DATASET RECORDS:
(begin)
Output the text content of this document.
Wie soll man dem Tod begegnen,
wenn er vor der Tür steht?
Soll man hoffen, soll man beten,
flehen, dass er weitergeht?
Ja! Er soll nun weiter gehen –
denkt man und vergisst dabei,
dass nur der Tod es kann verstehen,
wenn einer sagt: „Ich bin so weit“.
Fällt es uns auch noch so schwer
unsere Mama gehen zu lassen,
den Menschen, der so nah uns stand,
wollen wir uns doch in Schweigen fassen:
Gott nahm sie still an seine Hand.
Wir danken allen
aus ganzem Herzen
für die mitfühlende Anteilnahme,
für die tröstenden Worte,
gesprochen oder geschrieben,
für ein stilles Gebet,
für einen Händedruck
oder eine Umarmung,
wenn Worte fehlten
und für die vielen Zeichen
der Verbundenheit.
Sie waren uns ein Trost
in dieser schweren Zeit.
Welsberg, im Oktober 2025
(end)
WHAT THE TASK ASKS: Reproduce the data in full, exactly as presented.

TASK RESULT:
Output the text content of this document.
Wie soll man dem Tod begegnen,
wenn er vor der Tür steht?
Soll man hoffen, soll man beten,
flehen, dass er weitergeht?
Ja! Er soll nun weiter gehen –
denkt man und vergisst dabei,
dass nur der Tod es kann verstehen,
wenn einer sagt: „Ich bin so weit“.
Fällt es uns auch noch so schwer
unsere Mama gehen zu lassen,
den Menschen, der so nah uns stand,
wollen wir uns doch in Schweigen fassen:
Gott nahm sie still an seine Hand.
Wir danken allen
aus ganzem Herzen
für die mitfühlende Anteilnahme,
für die tröstenden Worte,
gesprochen oder geschrieben,
für ein stilles Gebet,
für einen Händedruck
oder eine Umarmung,
wenn Worte fehlten
und für die vielen Zeichen
der Verbundenheit.
Sie waren uns ein Trost
in dieser schweren Zeit.
Welsberg, im Oktober 2025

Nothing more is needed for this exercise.